▶ [MATERIAL FOR THIS TASK]
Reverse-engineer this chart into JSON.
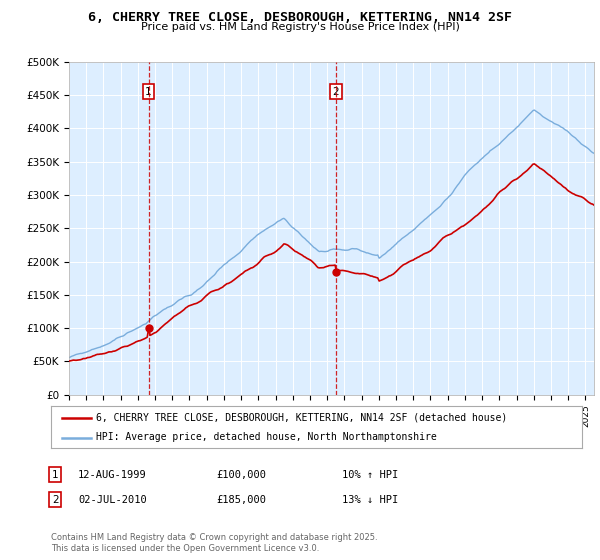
{
  "title": "6, CHERRY TREE CLOSE, DESBOROUGH, KETTERING, NN14 2SF",
  "subtitle": "Price paid vs. HM Land Registry's House Price Index (HPI)",
  "ylim": [
    0,
    500000
  ],
  "yticks": [
    0,
    50000,
    100000,
    150000,
    200000,
    250000,
    300000,
    350000,
    400000,
    450000,
    500000
  ],
  "ytick_labels": [
    "£0",
    "£50K",
    "£100K",
    "£150K",
    "£200K",
    "£250K",
    "£300K",
    "£350K",
    "£400K",
    "£450K",
    "£500K"
  ],
  "x_start_year": 1995,
  "x_end_year": 2025,
  "hpi_color": "#7aaddc",
  "price_color": "#cc0000",
  "vline_color": "#cc0000",
  "bg_color": "#ddeeff",
  "sale1_year": 1999.62,
  "sale1_value": 100000,
  "sale2_year": 2010.5,
  "sale2_value": 185000,
  "legend_line1": "6, CHERRY TREE CLOSE, DESBOROUGH, KETTERING, NN14 2SF (detached house)",
  "legend_line2": "HPI: Average price, detached house, North Northamptonshire",
  "sale1_date": "12-AUG-1999",
  "sale1_price": "£100,000",
  "sale1_hpi": "10% ↑ HPI",
  "sale2_date": "02-JUL-2010",
  "sale2_price": "£185,000",
  "sale2_hpi": "13% ↓ HPI",
  "footer": "Contains HM Land Registry data © Crown copyright and database right 2025.\nThis data is licensed under the Open Government Licence v3.0."
}
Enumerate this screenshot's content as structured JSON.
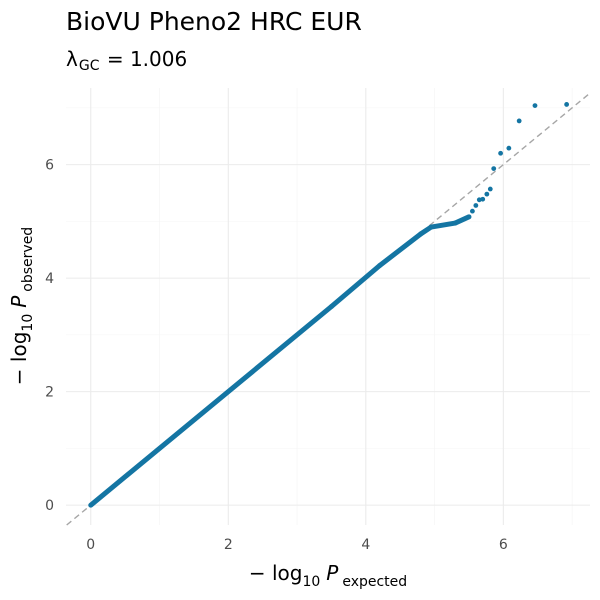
{
  "title": "BioVU Pheno2 HRC EUR",
  "subtitle": {
    "lambda_symbol": "λ",
    "lambda_subscript": "GC",
    "lambda_equals": " = ",
    "lambda_value": "1.006"
  },
  "axes": {
    "x": {
      "label_prefix": "− log",
      "label_log_base": "10",
      "label_var": "P",
      "label_subscript": "expected",
      "ticks": [
        0,
        2,
        4,
        6
      ],
      "range": [
        -0.36,
        7.26
      ]
    },
    "y": {
      "label_prefix": "− log",
      "label_log_base": "10",
      "label_var": "P",
      "label_subscript": "observed",
      "ticks": [
        0,
        2,
        4,
        6
      ],
      "range": [
        -0.35,
        7.35
      ]
    }
  },
  "colors": {
    "points": "#1475a3",
    "reference_line": "#a6a6a6",
    "grid_major": "#ebebeb",
    "grid_minor": "#f4f4f4",
    "tick_text": "#4d4d4d"
  },
  "chart_data": {
    "type": "scatter",
    "kind": "qq-plot",
    "title": "BioVU Pheno2 HRC EUR",
    "subtitle": "λGC = 1.006",
    "xlabel": "− log10 P expected",
    "ylabel": "− log10 P observed",
    "xlim": [
      -0.36,
      7.26
    ],
    "ylim": [
      -0.35,
      7.35
    ],
    "grid": true,
    "reference_line": {
      "slope": 1,
      "intercept": 0,
      "style": "dashed"
    },
    "dense_segments": [
      {
        "x": [
          0.0,
          3.5
        ],
        "y": [
          0.0,
          3.5
        ]
      },
      {
        "x": [
          3.5,
          4.2
        ],
        "y": [
          3.5,
          4.22
        ]
      },
      {
        "x": [
          4.2,
          4.8
        ],
        "y": [
          4.22,
          4.78
        ]
      },
      {
        "x": [
          4.8,
          4.95
        ],
        "y": [
          4.78,
          4.9
        ]
      },
      {
        "x": [
          4.95,
          5.3
        ],
        "y": [
          4.9,
          4.97
        ]
      },
      {
        "x": [
          5.3,
          5.5
        ],
        "y": [
          4.97,
          5.08
        ]
      }
    ],
    "points": [
      {
        "x": 5.55,
        "y": 5.18
      },
      {
        "x": 5.6,
        "y": 5.28
      },
      {
        "x": 5.65,
        "y": 5.38
      },
      {
        "x": 5.7,
        "y": 5.39
      },
      {
        "x": 5.76,
        "y": 5.48
      },
      {
        "x": 5.81,
        "y": 5.57
      },
      {
        "x": 5.86,
        "y": 5.93
      },
      {
        "x": 5.96,
        "y": 6.2
      },
      {
        "x": 6.08,
        "y": 6.29
      },
      {
        "x": 6.23,
        "y": 6.77
      },
      {
        "x": 6.46,
        "y": 7.04
      },
      {
        "x": 6.92,
        "y": 7.06
      }
    ]
  }
}
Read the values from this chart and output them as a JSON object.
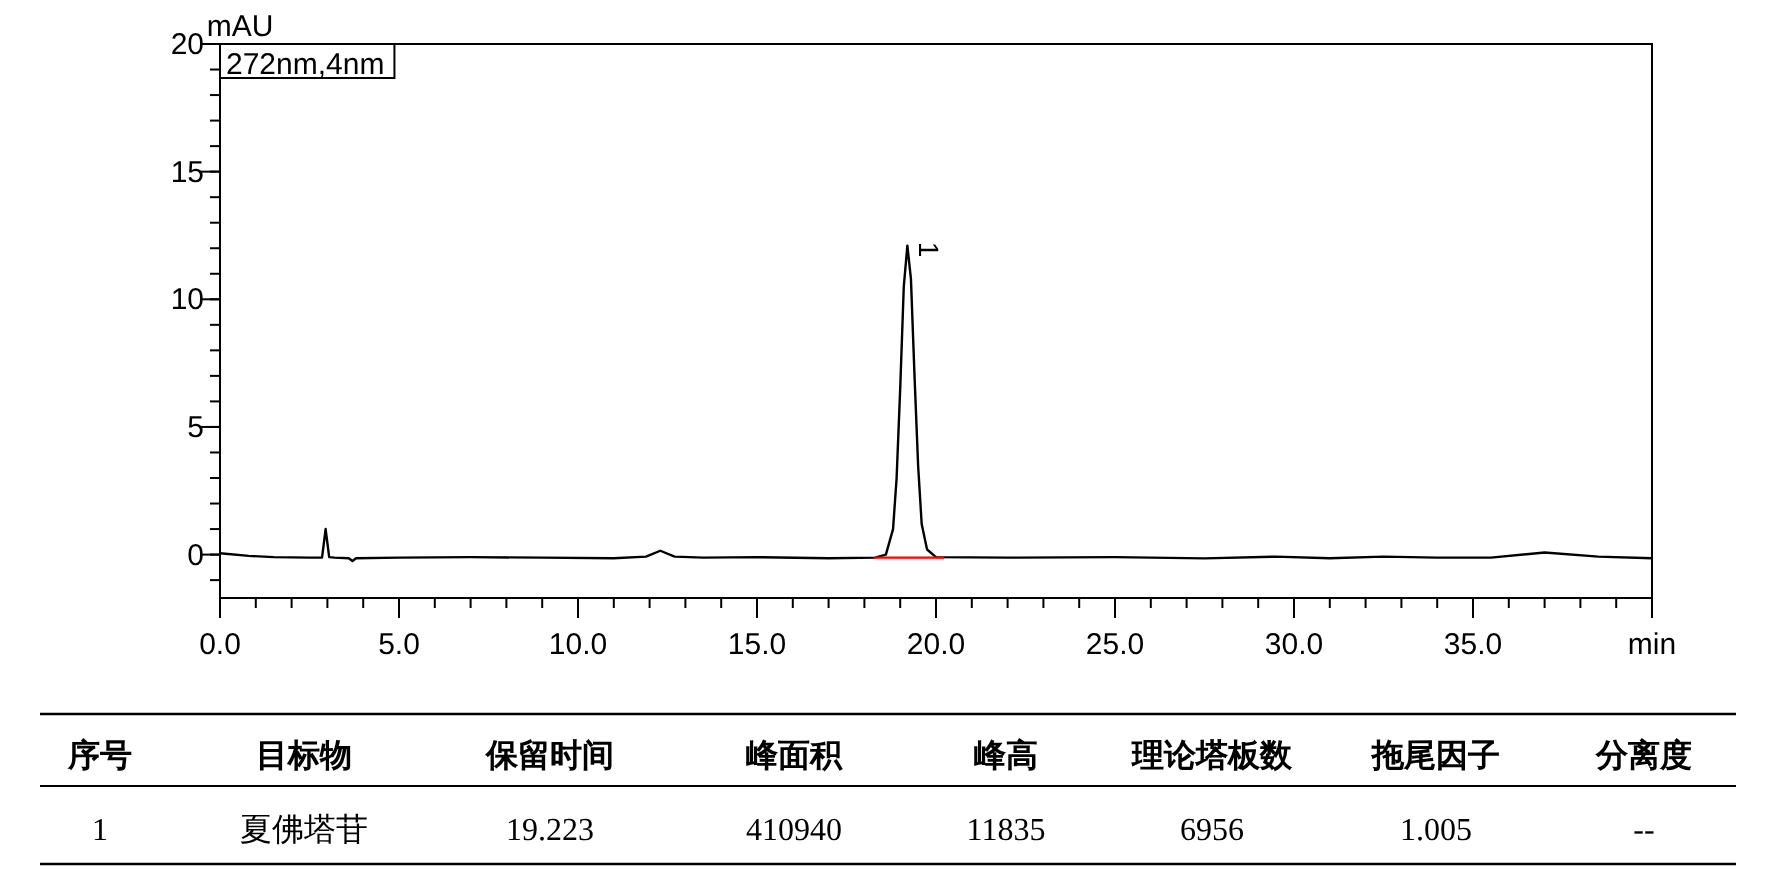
{
  "chart_data": {
    "type": "line",
    "ylabel": "mAU",
    "xlabel": "min",
    "xlim": [
      0,
      40
    ],
    "ylim": [
      -1.7,
      20
    ],
    "xticks": [
      {
        "value": 0,
        "label": "0.0"
      },
      {
        "value": 5,
        "label": "5.0"
      },
      {
        "value": 10,
        "label": "10.0"
      },
      {
        "value": 15,
        "label": "15.0"
      },
      {
        "value": 20,
        "label": "20.0"
      },
      {
        "value": 25,
        "label": "25.0"
      },
      {
        "value": 30,
        "label": "30.0"
      },
      {
        "value": 35,
        "label": "35.0"
      },
      {
        "value": 40,
        "label": null
      }
    ],
    "yticks": [
      0,
      5,
      10,
      15,
      20
    ],
    "grid": false,
    "series": [
      {
        "color": "#000000",
        "x": [
          0,
          0.8,
          1.5,
          2.5,
          2.85,
          2.95,
          3.05,
          3.2,
          3.6,
          3.7,
          3.8,
          5,
          7,
          9,
          11,
          11.9,
          12.3,
          12.7,
          13.5,
          15,
          17,
          18.3,
          18.6,
          18.8,
          18.9,
          19.0,
          19.1,
          19.2,
          19.3,
          19.4,
          19.5,
          19.6,
          19.75,
          20.0,
          22,
          25,
          27.5,
          29.5,
          31,
          32.5,
          34,
          35.5,
          37,
          38.5,
          40
        ],
        "values": [
          0.05,
          -0.05,
          -0.1,
          -0.12,
          -0.12,
          1.0,
          -0.1,
          -0.12,
          -0.14,
          -0.25,
          -0.14,
          -0.12,
          -0.1,
          -0.12,
          -0.14,
          -0.08,
          0.15,
          -0.08,
          -0.12,
          -0.1,
          -0.14,
          -0.12,
          0.0,
          1.0,
          3.0,
          6.5,
          10.5,
          12.1,
          10.8,
          7.0,
          3.5,
          1.2,
          0.2,
          -0.1,
          -0.12,
          -0.1,
          -0.15,
          -0.08,
          -0.14,
          -0.08,
          -0.12,
          -0.12,
          0.08,
          -0.08,
          -0.14
        ]
      },
      {
        "color": "#ff0000",
        "x": [
          18.3,
          20.2
        ],
        "values": [
          -0.12,
          -0.12
        ]
      }
    ],
    "annotations": [
      "272nm,4nm",
      {
        "text": "1",
        "x": 19.2,
        "y": 12.1
      },
      "序号",
      "目标物",
      "保留时间",
      "峰面积",
      "峰高",
      "理论塔板数",
      "拖尾因子",
      "分离度",
      "1",
      "夏佛塔苷",
      "19.223",
      "410940",
      "11835",
      "6956",
      "1.005",
      "--"
    ]
  }
}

▶ [PROBLEM DESCRIPTION] Copy the records above exactly. The pictures are not part of the copy.

▶ [EXERCISE OUTPUT]
Reverse-engineer this chart into JSON.
{
  "title": "6, CHERRY TREE CLOSE, DESBOROUGH, KETTERING, NN14 2SF",
  "subtitle": "Price paid vs. HM Land Registry's House Price Index (HPI)",
  "ylim": [
    0,
    500000
  ],
  "yticks": [
    0,
    50000,
    100000,
    150000,
    200000,
    250000,
    300000,
    350000,
    400000,
    450000,
    500000
  ],
  "ytick_labels": [
    "£0",
    "£50K",
    "£100K",
    "£150K",
    "£200K",
    "£250K",
    "£300K",
    "£350K",
    "£400K",
    "£450K",
    "£500K"
  ],
  "x_start_year": 1995,
  "x_end_year": 2025,
  "hpi_color": "#7aaddc",
  "price_color": "#cc0000",
  "vline_color": "#cc0000",
  "bg_color": "#ddeeff",
  "sale1_year": 1999.62,
  "sale1_value": 100000,
  "sale2_year": 2010.5,
  "sale2_value": 185000,
  "legend_line1": "6, CHERRY TREE CLOSE, DESBOROUGH, KETTERING, NN14 2SF (detached house)",
  "legend_line2": "HPI: Average price, detached house, North Northamptonshire",
  "sale1_date": "12-AUG-1999",
  "sale1_price": "£100,000",
  "sale1_hpi": "10% ↑ HPI",
  "sale2_date": "02-JUL-2010",
  "sale2_price": "£185,000",
  "sale2_hpi": "13% ↓ HPI",
  "footer": "Contains HM Land Registry data © Crown copyright and database right 2025.\nThis data is licensed under the Open Government Licence v3.0."
}
Enumerate this screenshot's content as structured JSON.
{
  "title": "BioVU Pheno2 HRC EUR",
  "subtitle": {
    "lambda_symbol": "λ",
    "lambda_subscript": "GC",
    "lambda_equals": " = ",
    "lambda_value": "1.006"
  },
  "axes": {
    "x": {
      "label_prefix": "− log",
      "label_log_base": "10",
      "label_var": "P",
      "label_subscript": "expected",
      "ticks": [
        0,
        2,
        4,
        6
      ],
      "range": [
        -0.36,
        7.26
      ]
    },
    "y": {
      "label_prefix": "− log",
      "label_log_base": "10",
      "label_var": "P",
      "label_subscript": "observed",
      "ticks": [
        0,
        2,
        4,
        6
      ],
      "range": [
        -0.35,
        7.35
      ]
    }
  },
  "colors": {
    "points": "#1475a3",
    "reference_line": "#a6a6a6",
    "grid_major": "#ebebeb",
    "grid_minor": "#f4f4f4",
    "tick_text": "#4d4d4d"
  },
  "chart_data": {
    "type": "scatter",
    "kind": "qq-plot",
    "title": "BioVU Pheno2 HRC EUR",
    "subtitle": "λGC = 1.006",
    "xlabel": "− log10 P expected",
    "ylabel": "− log10 P observed",
    "xlim": [
      -0.36,
      7.26
    ],
    "ylim": [
      -0.35,
      7.35
    ],
    "grid": true,
    "reference_line": {
      "slope": 1,
      "intercept": 0,
      "style": "dashed"
    },
    "dense_segments": [
      {
        "x": [
          0.0,
          3.5
        ],
        "y": [
          0.0,
          3.5
        ]
      },
      {
        "x": [
          3.5,
          4.2
        ],
        "y": [
          3.5,
          4.22
        ]
      },
      {
        "x": [
          4.2,
          4.8
        ],
        "y": [
          4.22,
          4.78
        ]
      },
      {
        "x": [
          4.8,
          4.95
        ],
        "y": [
          4.78,
          4.9
        ]
      },
      {
        "x": [
          4.95,
          5.3
        ],
        "y": [
          4.9,
          4.97
        ]
      },
      {
        "x": [
          5.3,
          5.5
        ],
        "y": [
          4.97,
          5.08
        ]
      }
    ],
    "points": [
      {
        "x": 5.55,
        "y": 5.18
      },
      {
        "x": 5.6,
        "y": 5.28
      },
      {
        "x": 5.65,
        "y": 5.38
      },
      {
        "x": 5.7,
        "y": 5.39
      },
      {
        "x": 5.76,
        "y": 5.48
      },
      {
        "x": 5.81,
        "y": 5.57
      },
      {
        "x": 5.86,
        "y": 5.93
      },
      {
        "x": 5.96,
        "y": 6.2
      },
      {
        "x": 6.08,
        "y": 6.29
      },
      {
        "x": 6.23,
        "y": 6.77
      },
      {
        "x": 6.46,
        "y": 7.04
      },
      {
        "x": 6.92,
        "y": 7.06
      }
    ]
  }
}
Read the values from this chart and output them as a JSON object.
{
  "chart_data": {
    "type": "line",
    "ylabel": "mAU",
    "xlabel": "min",
    "xlim": [
      0,
      40
    ],
    "ylim": [
      -1.7,
      20
    ],
    "xticks": [
      {
        "value": 0,
        "label": "0.0"
      },
      {
        "value": 5,
        "label": "5.0"
      },
      {
        "value": 10,
        "label": "10.0"
      },
      {
        "value": 15,
        "label": "15.0"
      },
      {
        "value": 20,
        "label": "20.0"
      },
      {
        "value": 25,
        "label": "25.0"
      },
      {
        "value": 30,
        "label": "30.0"
      },
      {
        "value": 35,
        "label": "35.0"
      },
      {
        "value": 40,
        "label": null
      }
    ],
    "yticks": [
      0,
      5,
      10,
      15,
      20
    ],
    "grid": false,
    "series": [
      {
        "color": "#000000",
        "x": [
          0,
          0.8,
          1.5,
          2.5,
          2.85,
          2.95,
          3.05,
          3.2,
          3.6,
          3.7,
          3.8,
          5,
          7,
          9,
          11,
          11.9,
          12.3,
          12.7,
          13.5,
          15,
          17,
          18.3,
          18.6,
          18.8,
          18.9,
          19.0,
          19.1,
          19.2,
          19.3,
          19.4,
          19.5,
          19.6,
          19.75,
          20.0,
          22,
          25,
          27.5,
          29.5,
          31,
          32.5,
          34,
          35.5,
          37,
          38.5,
          40
        ],
        "values": [
          0.05,
          -0.05,
          -0.1,
          -0.12,
          -0.12,
          1.0,
          -0.1,
          -0.12,
          -0.14,
          -0.25,
          -0.14,
          -0.12,
          -0.1,
          -0.12,
          -0.14,
          -0.08,
          0.15,
          -0.08,
          -0.12,
          -0.1,
          -0.14,
          -0.12,
          0.0,
          1.0,
          3.0,
          6.5,
          10.5,
          12.1,
          10.8,
          7.0,
          3.5,
          1.2,
          0.2,
          -0.1,
          -0.12,
          -0.1,
          -0.15,
          -0.08,
          -0.14,
          -0.08,
          -0.12,
          -0.12,
          0.08,
          -0.08,
          -0.14
        ]
      },
      {
        "color": "#ff0000",
        "x": [
          18.3,
          20.2
        ],
        "values": [
          -0.12,
          -0.12
        ]
      }
    ],
    "annotations": [
      "272nm,4nm",
      {
        "text": "1",
        "x": 19.2,
        "y": 12.1
      },
      "序号",
      "目标物",
      "保留时间",
      "峰面积",
      "峰高",
      "理论塔板数",
      "拖尾因子",
      "分离度",
      "1",
      "夏佛塔苷",
      "19.223",
      "410940",
      "11835",
      "6956",
      "1.005",
      "--"
    ]
  }
}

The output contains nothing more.